--- START OF Records for processing ---

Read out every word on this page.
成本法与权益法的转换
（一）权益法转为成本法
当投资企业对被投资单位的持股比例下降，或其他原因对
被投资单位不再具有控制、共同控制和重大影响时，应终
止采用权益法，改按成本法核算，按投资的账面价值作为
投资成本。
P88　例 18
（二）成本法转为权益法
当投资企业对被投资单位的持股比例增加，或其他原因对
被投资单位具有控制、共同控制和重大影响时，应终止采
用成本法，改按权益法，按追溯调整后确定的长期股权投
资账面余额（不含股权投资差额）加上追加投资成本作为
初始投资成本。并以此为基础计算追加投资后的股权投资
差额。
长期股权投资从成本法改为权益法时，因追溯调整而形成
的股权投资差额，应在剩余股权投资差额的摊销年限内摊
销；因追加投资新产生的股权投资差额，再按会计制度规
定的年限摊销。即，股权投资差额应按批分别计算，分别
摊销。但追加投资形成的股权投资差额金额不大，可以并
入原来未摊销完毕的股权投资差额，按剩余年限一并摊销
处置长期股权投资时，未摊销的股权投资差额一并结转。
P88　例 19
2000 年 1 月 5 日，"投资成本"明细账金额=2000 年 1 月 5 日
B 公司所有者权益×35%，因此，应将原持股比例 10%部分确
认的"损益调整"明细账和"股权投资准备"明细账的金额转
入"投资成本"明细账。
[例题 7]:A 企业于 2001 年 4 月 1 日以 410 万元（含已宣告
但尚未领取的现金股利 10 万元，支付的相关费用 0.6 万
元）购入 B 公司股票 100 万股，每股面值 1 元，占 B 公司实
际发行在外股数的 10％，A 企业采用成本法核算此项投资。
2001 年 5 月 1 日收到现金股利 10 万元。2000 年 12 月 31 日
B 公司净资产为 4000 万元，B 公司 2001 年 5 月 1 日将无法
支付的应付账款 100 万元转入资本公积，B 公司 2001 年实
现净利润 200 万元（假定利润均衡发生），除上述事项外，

--- END OF Records for processing ---

> Work instructions
Extract all of the data above without altering anything.

> Written response
Read out every word on this page.
成本法与权益法的转换
（一）权益法转为成本法
当投资企业对被投资单位的持股比例下降，或其他原因对
被投资单位不再具有控制、共同控制和重大影响时，应终
止采用权益法，改按成本法核算，按投资的账面价值作为
投资成本。
P88　例 18
（二）成本法转为权益法
当投资企业对被投资单位的持股比例增加，或其他原因对
被投资单位具有控制、共同控制和重大影响时，应终止采
用成本法，改按权益法，按追溯调整后确定的长期股权投
资账面余额（不含股权投资差额）加上追加投资成本作为
初始投资成本。并以此为基础计算追加投资后的股权投资
差额。
长期股权投资从成本法改为权益法时，因追溯调整而形成
的股权投资差额，应在剩余股权投资差额的摊销年限内摊
销；因追加投资新产生的股权投资差额，再按会计制度规
定的年限摊销。即，股权投资差额应按批分别计算，分别
摊销。但追加投资形成的股权投资差额金额不大，可以并
入原来未摊销完毕的股权投资差额，按剩余年限一并摊销
处置长期股权投资时，未摊销的股权投资差额一并结转。
P88　例 19
2000 年 1 月 5 日，"投资成本"明细账金额=2000 年 1 月 5 日
B 公司所有者权益×35%，因此，应将原持股比例 10%部分确
认的"损益调整"明细账和"股权投资准备"明细账的金额转
入"投资成本"明细账。
[例题 7]:A 企业于 2001 年 4 月 1 日以 410 万元（含已宣告
但尚未领取的现金股利 10 万元，支付的相关费用 0.6 万
元）购入 B 公司股票 100 万股，每股面值 1 元，占 B 公司实
际发行在外股数的 10％，A 企业采用成本法核算此项投资。
2001 年 5 月 1 日收到现金股利 10 万元。2000 年 12 月 31 日
B 公司净资产为 4000 万元，B 公司 2001 年 5 月 1 日将无法
支付的应付账款 100 万元转入资本公积，B 公司 2001 年实
现净利润 200 万元（假定利润均衡发生），除上述事项外，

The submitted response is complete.